_Extracted entries_.

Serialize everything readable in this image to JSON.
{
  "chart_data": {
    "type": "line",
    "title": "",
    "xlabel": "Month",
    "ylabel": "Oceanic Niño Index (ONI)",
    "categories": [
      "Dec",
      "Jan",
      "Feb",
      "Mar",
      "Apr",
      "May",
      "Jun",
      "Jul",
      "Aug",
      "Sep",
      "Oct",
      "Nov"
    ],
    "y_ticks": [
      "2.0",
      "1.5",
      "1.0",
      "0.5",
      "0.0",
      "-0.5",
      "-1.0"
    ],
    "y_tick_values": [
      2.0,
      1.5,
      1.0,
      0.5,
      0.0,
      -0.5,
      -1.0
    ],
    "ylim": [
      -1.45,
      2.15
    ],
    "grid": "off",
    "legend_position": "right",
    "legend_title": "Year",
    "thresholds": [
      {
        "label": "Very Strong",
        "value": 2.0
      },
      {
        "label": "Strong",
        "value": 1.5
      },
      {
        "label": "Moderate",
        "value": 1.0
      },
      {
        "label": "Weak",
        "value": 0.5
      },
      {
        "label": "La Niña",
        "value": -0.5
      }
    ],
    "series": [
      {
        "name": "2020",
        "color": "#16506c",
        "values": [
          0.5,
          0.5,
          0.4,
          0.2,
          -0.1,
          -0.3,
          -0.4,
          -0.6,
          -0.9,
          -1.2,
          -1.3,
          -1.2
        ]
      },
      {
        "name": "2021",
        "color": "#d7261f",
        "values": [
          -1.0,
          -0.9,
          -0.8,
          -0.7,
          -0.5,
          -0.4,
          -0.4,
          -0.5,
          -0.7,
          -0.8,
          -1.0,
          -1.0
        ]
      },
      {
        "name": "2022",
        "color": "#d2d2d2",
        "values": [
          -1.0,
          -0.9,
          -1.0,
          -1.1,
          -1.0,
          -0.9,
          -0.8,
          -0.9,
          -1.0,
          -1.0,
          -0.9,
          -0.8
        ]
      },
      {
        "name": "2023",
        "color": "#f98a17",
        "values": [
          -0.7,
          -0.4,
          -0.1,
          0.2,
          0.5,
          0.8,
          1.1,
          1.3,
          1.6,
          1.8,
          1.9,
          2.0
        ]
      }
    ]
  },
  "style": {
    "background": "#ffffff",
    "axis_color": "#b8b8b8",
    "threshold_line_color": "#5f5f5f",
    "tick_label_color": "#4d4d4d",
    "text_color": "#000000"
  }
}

_What is required_. Produce a verbatim transcription of the entries above.

_Output of the exercise_.
Serialize everything readable in this image to JSON.
{
  "chart_data": {
    "type": "line",
    "title": "",
    "xlabel": "Month",
    "ylabel": "Oceanic Niño Index (ONI)",
    "categories": [
      "Dec",
      "Jan",
      "Feb",
      "Mar",
      "Apr",
      "May",
      "Jun",
      "Jul",
      "Aug",
      "Sep",
      "Oct",
      "Nov"
    ],
    "y_ticks": [
      "2.0",
      "1.5",
      "1.0",
      "0.5",
      "0.0",
      "-0.5",
      "-1.0"
    ],
    "y_tick_values": [
      2.0,
      1.5,
      1.0,
      0.5,
      0.0,
      -0.5,
      -1.0
    ],
    "ylim": [
      -1.45,
      2.15
    ],
    "grid": "off",
    "legend_position": "right",
    "legend_title": "Year",
    "thresholds": [
      {
        "label": "Very Strong",
        "value": 2.0
      },
      {
        "label": "Strong",
        "value": 1.5
      },
      {
        "label": "Moderate",
        "value": 1.0
      },
      {
        "label": "Weak",
        "value": 0.5
      },
      {
        "label": "La Niña",
        "value": -0.5
      }
    ],
    "series": [
      {
        "name": "2020",
        "color": "#16506c",
        "values": [
          0.5,
          0.5,
          0.4,
          0.2,
          -0.1,
          -0.3,
          -0.4,
          -0.6,
          -0.9,
          -1.2,
          -1.3,
          -1.2
        ]
      },
      {
        "name": "2021",
        "color": "#d7261f",
        "values": [
          -1.0,
          -0.9,
          -0.8,
          -0.7,
          -0.5,
          -0.4,
          -0.4,
          -0.5,
          -0.7,
          -0.8,
          -1.0,
          -1.0
        ]
      },
      {
        "name": "2022",
        "color": "#d2d2d2",
        "values": [
          -1.0,
          -0.9,
          -1.0,
          -1.1,
          -1.0,
          -0.9,
          -0.8,
          -0.9,
          -1.0,
          -1.0,
          -0.9,
          -0.8
        ]
      },
      {
        "name": "2023",
        "color": "#f98a17",
        "values": [
          -0.7,
          -0.4,
          -0.1,
          0.2,
          0.5,
          0.8,
          1.1,
          1.3,
          1.6,
          1.8,
          1.9,
          2.0
        ]
      }
    ]
  },
  "style": {
    "background": "#ffffff",
    "axis_color": "#b8b8b8",
    "threshold_line_color": "#5f5f5f",
    "tick_label_color": "#4d4d4d",
    "text_color": "#000000"
  }
}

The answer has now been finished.